[Collection entries]
** Begin **

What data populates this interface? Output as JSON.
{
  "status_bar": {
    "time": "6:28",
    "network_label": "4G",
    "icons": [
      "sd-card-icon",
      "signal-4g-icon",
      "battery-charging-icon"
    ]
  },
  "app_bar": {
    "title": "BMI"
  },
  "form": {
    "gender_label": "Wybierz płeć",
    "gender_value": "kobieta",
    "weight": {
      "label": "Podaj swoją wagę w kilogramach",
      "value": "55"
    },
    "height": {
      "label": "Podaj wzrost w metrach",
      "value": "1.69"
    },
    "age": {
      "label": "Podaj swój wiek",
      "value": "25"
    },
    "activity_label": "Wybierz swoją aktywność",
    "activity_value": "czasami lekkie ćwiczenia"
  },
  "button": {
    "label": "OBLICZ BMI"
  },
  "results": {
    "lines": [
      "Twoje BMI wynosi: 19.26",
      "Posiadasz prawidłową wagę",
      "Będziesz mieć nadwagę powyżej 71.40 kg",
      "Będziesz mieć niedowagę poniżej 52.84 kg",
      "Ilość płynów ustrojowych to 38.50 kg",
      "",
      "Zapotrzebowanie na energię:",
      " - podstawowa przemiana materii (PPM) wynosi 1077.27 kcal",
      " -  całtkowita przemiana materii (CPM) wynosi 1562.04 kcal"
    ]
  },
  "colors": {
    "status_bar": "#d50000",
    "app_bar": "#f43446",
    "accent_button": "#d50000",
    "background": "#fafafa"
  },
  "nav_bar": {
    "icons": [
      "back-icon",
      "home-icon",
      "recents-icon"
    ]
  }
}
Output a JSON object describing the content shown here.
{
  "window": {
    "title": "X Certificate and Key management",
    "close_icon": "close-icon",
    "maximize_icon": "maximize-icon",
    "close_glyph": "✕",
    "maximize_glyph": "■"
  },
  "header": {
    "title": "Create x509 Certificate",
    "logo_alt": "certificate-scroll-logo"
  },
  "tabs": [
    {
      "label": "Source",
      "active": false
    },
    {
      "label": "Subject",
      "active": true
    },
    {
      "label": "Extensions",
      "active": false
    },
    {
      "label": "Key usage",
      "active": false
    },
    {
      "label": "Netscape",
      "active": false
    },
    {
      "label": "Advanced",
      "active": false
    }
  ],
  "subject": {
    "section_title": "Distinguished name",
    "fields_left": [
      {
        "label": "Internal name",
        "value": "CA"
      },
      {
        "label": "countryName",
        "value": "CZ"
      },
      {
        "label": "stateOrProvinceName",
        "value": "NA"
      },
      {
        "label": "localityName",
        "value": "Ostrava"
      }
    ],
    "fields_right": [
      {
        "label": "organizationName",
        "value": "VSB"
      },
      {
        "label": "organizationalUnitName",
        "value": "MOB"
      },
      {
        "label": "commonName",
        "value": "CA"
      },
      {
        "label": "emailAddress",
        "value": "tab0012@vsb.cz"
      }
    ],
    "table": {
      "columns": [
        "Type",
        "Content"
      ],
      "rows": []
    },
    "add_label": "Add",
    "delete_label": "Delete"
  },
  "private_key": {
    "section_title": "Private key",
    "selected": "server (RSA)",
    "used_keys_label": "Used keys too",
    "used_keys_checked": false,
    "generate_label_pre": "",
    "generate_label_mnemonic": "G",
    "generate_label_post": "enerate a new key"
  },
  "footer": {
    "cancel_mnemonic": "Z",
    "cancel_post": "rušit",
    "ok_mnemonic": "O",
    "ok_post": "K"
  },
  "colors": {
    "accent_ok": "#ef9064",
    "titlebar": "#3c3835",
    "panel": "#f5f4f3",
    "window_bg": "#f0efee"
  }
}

** End **

• Problem to solve
Copy all lines from the listing that contain "kcal".

• Response to the exercise
      " - podstawowa przemiana materii (PPM) wynosi 1077.27 kcal",
      " -  całtkowita przemiana materii (CPM) wynosi 1562.04 kcal"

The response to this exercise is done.